Each entry here needs to be set down again exactly, please; pictures are left out.

****

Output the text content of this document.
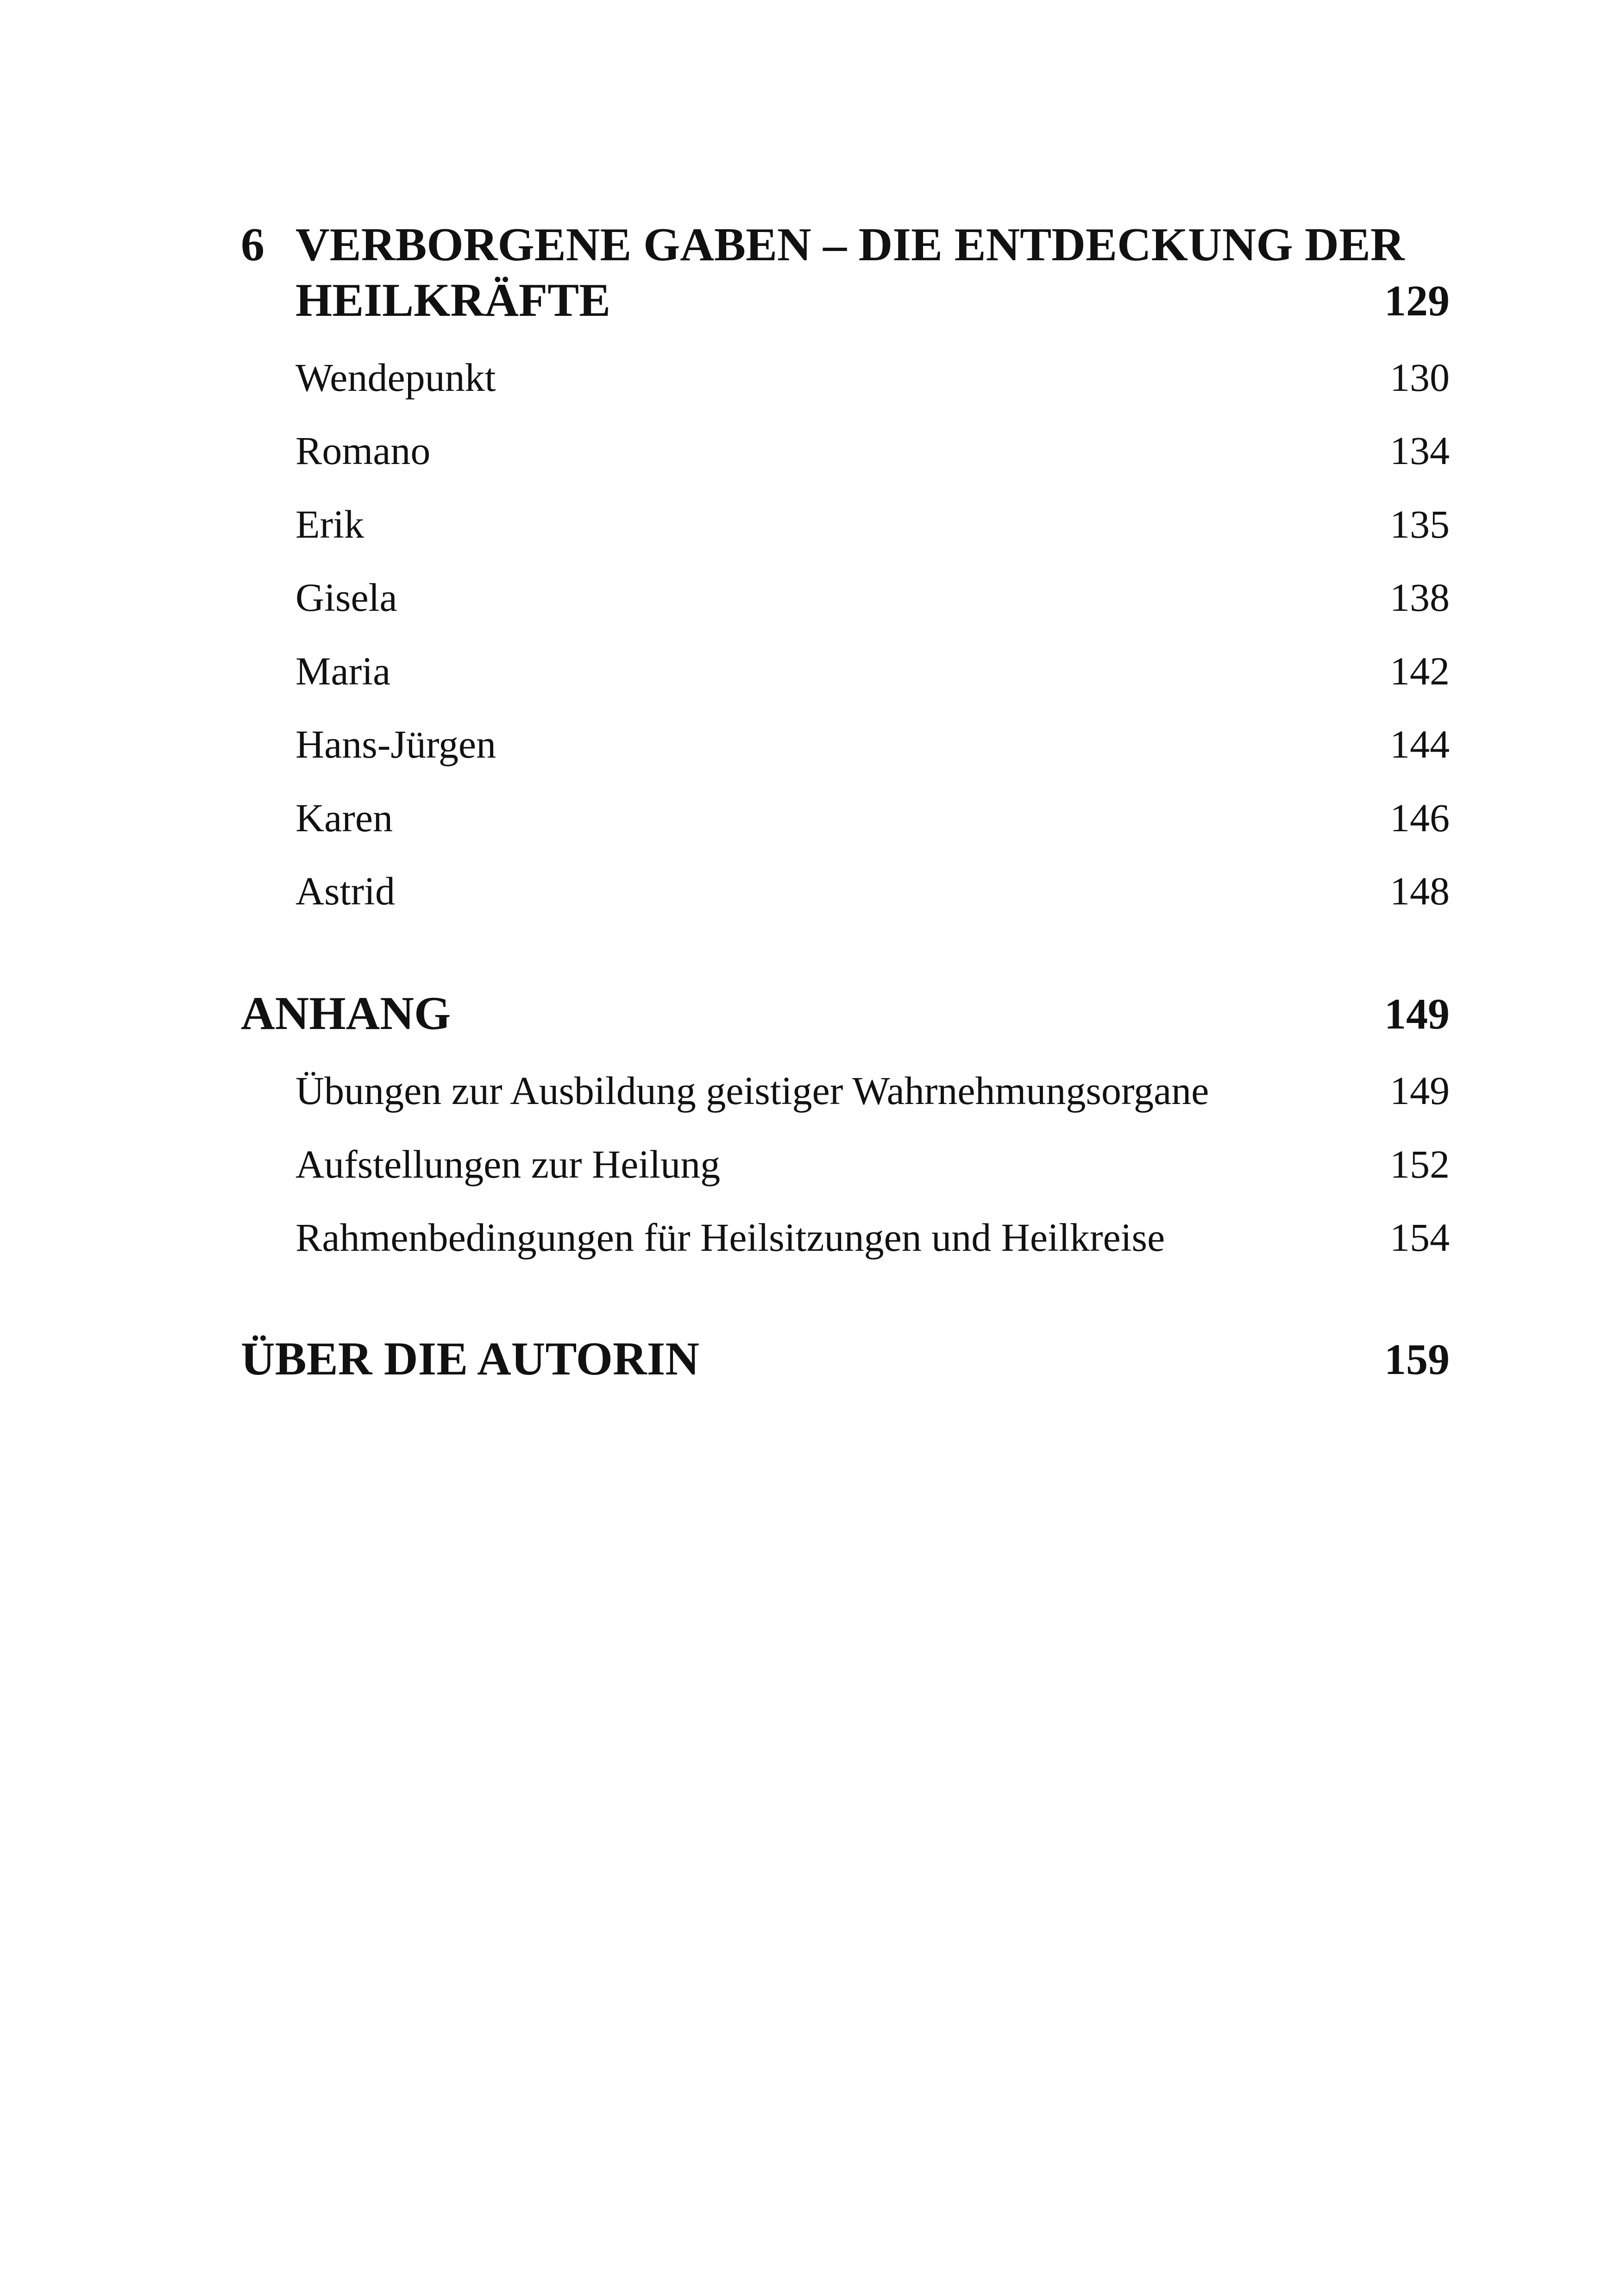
6 VERBORGENE GABEN – DIE ENTDECKUNG DER
HEILKRÄFTE	129
Wendepunkt	130
Romano	134
Erik	135
Gisela	138
Maria	142
Hans-Jürgen	144
Karen	146
Astrid	148
ANHANG	149
Übungen zur Ausbildung geistiger Wahrnehmungsorgane	149
Aufstellungen zur Heilung	152
Rahmenbedingungen für Heilsitzungen und Heilkreise	154
ÜBER DIE AUTORIN	159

****

FINAL RESULT:
Output the text content of this document.
6 VERBORGENE GABEN – DIE ENTDECKUNG DER
HEILKRÄFTE	129
Wendepunkt	130
Romano	134
Erik	135
Gisela	138
Maria	142
Hans-Jürgen	144
Karen	146
Astrid	148
ANHANG	149
Übungen zur Ausbildung geistiger Wahrnehmungsorgane	149
Aufstellungen zur Heilung	152
Rahmenbedingungen für Heilsitzungen und Heilkreise	154
ÜBER DIE AUTORIN	159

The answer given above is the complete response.